Stated task:
Identify every line containing the word "this" and reproduce each one.

Data extract:

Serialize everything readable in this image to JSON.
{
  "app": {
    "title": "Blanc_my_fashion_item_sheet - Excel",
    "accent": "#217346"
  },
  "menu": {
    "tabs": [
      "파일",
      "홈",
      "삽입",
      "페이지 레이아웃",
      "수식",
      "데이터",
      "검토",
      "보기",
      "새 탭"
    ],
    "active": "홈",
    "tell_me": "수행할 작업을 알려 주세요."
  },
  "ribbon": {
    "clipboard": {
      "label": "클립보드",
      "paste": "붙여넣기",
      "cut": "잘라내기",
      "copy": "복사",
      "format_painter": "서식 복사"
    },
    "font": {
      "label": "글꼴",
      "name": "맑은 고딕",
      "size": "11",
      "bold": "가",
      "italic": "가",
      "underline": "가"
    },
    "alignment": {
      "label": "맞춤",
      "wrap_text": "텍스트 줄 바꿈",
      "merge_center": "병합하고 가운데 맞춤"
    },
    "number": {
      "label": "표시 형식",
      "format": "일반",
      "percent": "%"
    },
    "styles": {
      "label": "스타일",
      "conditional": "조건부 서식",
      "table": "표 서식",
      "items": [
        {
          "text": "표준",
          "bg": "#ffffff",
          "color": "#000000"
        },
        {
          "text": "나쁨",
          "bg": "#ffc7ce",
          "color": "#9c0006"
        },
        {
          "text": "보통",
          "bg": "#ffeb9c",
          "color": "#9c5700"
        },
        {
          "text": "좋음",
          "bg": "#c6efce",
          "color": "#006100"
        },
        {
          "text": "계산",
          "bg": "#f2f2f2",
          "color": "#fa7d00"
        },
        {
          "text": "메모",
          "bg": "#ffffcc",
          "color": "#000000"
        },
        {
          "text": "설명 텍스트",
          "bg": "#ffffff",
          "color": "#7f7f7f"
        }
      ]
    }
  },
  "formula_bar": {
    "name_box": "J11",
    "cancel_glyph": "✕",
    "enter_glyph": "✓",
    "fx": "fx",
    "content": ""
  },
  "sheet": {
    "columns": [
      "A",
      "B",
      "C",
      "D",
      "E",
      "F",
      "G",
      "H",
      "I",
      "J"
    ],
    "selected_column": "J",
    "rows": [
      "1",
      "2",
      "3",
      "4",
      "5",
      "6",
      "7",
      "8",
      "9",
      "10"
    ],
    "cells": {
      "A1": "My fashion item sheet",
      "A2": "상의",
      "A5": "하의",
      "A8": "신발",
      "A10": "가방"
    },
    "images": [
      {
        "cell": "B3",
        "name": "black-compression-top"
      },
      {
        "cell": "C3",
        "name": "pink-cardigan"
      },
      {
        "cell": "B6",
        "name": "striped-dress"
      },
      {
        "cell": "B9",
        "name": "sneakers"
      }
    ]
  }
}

==

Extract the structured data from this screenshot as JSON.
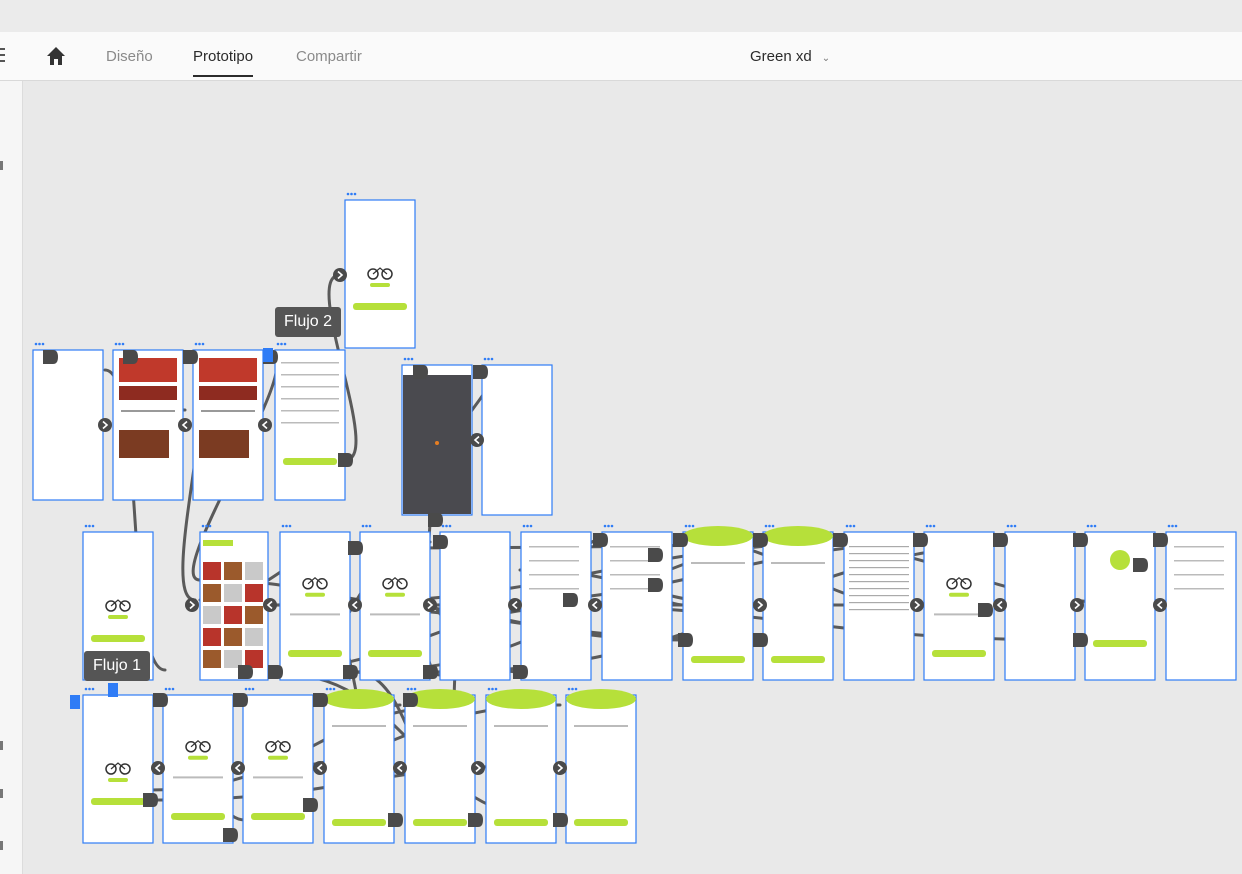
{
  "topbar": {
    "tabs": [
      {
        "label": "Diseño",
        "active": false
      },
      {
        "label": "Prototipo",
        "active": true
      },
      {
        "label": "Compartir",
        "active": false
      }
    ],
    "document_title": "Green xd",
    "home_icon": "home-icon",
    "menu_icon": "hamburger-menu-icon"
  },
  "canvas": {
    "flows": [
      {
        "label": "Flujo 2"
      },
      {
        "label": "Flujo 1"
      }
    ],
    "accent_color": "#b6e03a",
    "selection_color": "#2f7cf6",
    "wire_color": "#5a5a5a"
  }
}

==

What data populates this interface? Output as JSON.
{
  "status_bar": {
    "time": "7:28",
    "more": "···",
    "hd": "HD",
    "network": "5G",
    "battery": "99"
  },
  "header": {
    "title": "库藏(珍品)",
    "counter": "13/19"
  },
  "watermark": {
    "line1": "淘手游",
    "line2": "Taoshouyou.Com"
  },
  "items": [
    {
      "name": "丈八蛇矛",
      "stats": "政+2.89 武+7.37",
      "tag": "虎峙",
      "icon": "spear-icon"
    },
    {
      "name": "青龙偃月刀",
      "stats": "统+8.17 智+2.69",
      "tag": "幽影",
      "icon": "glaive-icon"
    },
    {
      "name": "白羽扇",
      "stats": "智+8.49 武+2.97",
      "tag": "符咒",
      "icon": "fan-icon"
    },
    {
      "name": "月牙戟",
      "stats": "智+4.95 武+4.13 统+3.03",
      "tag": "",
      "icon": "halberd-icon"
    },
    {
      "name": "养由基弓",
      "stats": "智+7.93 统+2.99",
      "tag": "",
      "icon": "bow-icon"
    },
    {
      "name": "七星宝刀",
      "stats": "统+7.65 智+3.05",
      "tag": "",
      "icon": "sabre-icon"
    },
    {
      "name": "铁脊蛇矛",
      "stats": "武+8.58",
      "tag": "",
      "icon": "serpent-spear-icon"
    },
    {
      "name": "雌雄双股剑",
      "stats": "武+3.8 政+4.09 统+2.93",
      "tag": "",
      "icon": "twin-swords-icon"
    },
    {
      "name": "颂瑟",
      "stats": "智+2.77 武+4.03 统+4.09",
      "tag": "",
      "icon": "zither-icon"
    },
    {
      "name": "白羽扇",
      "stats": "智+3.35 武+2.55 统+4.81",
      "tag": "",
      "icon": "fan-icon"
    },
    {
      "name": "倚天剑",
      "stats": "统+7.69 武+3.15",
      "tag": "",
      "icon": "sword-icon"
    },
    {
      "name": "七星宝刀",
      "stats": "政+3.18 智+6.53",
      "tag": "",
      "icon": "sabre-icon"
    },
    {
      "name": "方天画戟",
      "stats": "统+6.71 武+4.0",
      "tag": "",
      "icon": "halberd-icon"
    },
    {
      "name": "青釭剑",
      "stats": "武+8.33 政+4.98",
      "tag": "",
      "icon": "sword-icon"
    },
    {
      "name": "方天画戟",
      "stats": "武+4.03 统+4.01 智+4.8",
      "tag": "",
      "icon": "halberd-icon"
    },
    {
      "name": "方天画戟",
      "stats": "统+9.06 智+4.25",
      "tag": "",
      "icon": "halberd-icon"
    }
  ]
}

The completed task:
Serialize everything readable in this image to JSON.
Extract the structured data from this screenshot as JSON.
What data populates this interface? Output as JSON.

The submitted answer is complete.